WORK INSTRUCTIONS.
In the records below, find each line with the word "style" and copy it.

Stored data entries.
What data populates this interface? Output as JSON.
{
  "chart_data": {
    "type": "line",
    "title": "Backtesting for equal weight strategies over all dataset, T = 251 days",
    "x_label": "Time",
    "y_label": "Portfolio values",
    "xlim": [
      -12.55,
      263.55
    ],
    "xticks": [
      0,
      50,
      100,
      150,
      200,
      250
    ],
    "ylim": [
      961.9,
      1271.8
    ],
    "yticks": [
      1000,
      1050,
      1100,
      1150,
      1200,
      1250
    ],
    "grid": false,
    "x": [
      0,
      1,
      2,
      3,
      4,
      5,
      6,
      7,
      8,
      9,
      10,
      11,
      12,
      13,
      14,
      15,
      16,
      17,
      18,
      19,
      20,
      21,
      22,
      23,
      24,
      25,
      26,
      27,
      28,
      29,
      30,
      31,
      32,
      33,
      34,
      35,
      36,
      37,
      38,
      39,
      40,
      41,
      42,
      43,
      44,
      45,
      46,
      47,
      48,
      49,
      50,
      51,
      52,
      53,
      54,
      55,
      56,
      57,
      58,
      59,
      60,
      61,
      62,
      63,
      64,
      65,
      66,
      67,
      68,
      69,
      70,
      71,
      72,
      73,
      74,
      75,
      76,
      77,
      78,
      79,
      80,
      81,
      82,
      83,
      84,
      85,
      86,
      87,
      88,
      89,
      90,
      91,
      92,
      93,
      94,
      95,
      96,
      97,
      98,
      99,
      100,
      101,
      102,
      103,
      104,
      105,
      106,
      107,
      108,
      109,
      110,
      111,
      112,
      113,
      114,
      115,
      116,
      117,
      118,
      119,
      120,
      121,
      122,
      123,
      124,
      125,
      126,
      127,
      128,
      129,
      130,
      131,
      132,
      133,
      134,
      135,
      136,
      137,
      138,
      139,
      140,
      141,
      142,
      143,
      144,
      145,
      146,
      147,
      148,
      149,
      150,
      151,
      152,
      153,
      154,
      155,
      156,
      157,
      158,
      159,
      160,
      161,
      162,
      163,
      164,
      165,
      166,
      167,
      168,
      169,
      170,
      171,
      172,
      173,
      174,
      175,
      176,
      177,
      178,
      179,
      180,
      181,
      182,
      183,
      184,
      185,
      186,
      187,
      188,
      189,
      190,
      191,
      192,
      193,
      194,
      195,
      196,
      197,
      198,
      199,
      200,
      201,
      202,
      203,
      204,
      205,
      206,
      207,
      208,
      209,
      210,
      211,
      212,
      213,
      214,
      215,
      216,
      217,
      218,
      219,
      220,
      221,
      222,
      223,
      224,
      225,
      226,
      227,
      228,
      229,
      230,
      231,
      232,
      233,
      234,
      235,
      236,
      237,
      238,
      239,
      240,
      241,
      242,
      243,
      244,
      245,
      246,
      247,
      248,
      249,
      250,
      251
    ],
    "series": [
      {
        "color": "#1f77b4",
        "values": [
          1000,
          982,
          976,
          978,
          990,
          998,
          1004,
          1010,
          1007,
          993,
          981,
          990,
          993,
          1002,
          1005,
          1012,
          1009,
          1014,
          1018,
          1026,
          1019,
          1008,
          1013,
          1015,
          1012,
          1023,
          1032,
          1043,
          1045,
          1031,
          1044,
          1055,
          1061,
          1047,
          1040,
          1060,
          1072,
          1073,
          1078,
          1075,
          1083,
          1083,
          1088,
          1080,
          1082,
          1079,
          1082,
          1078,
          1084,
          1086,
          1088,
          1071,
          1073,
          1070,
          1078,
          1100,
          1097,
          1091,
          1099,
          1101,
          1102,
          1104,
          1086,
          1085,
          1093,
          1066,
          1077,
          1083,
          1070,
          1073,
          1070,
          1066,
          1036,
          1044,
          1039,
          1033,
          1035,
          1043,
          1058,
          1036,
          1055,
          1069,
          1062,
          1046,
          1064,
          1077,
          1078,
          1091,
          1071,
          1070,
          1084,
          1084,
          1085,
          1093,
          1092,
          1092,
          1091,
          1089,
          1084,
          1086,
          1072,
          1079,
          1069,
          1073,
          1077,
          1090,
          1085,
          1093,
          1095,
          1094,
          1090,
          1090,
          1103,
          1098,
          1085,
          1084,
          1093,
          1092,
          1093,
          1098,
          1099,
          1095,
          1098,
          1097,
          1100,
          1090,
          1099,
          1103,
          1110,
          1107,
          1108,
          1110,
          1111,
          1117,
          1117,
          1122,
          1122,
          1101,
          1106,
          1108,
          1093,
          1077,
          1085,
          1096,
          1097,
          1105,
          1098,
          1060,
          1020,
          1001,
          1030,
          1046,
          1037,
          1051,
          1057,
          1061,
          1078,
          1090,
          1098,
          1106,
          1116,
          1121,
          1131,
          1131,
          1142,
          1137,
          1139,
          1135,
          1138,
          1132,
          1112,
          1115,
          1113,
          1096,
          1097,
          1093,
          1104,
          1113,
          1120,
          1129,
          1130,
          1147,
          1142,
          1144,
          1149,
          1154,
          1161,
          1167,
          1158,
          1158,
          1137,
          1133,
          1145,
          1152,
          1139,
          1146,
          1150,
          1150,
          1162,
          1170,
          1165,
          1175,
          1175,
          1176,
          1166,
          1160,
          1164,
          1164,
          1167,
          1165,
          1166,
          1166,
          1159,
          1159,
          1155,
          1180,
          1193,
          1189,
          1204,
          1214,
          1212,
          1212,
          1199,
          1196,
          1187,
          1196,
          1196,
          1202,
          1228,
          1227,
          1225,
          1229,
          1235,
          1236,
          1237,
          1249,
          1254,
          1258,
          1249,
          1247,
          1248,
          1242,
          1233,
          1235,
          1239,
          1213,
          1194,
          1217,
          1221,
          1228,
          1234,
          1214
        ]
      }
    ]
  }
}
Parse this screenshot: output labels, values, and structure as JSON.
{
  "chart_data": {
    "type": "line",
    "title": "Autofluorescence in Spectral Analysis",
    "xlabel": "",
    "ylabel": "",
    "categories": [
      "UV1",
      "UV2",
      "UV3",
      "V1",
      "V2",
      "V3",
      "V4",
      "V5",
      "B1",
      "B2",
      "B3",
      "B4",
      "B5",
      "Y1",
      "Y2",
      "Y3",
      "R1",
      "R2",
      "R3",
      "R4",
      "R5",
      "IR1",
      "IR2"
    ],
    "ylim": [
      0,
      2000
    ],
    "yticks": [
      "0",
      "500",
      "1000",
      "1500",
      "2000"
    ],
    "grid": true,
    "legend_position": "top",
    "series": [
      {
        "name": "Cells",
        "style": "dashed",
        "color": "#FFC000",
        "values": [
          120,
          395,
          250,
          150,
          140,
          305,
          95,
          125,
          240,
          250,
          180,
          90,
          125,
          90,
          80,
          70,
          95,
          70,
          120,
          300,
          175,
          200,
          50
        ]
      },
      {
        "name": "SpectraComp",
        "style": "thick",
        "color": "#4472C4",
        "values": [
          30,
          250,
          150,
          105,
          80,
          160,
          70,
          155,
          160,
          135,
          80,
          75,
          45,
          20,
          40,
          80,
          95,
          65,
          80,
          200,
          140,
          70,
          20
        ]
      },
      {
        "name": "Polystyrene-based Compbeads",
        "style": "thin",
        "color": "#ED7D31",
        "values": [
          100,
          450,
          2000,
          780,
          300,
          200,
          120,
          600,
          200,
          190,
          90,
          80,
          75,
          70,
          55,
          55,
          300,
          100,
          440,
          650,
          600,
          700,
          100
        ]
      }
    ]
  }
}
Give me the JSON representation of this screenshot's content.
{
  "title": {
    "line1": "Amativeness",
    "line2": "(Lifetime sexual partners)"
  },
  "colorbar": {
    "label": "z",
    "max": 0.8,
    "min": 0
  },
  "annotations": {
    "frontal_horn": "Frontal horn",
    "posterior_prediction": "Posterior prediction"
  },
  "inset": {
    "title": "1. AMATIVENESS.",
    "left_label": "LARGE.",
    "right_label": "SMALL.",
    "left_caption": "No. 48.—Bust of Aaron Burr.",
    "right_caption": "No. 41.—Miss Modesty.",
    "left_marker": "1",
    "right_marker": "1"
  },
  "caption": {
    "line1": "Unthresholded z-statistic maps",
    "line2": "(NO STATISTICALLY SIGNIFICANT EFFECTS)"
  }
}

THE COMPLETED TASK.
        "style": "dashed",
        "style": "thick",
        "style": "thin",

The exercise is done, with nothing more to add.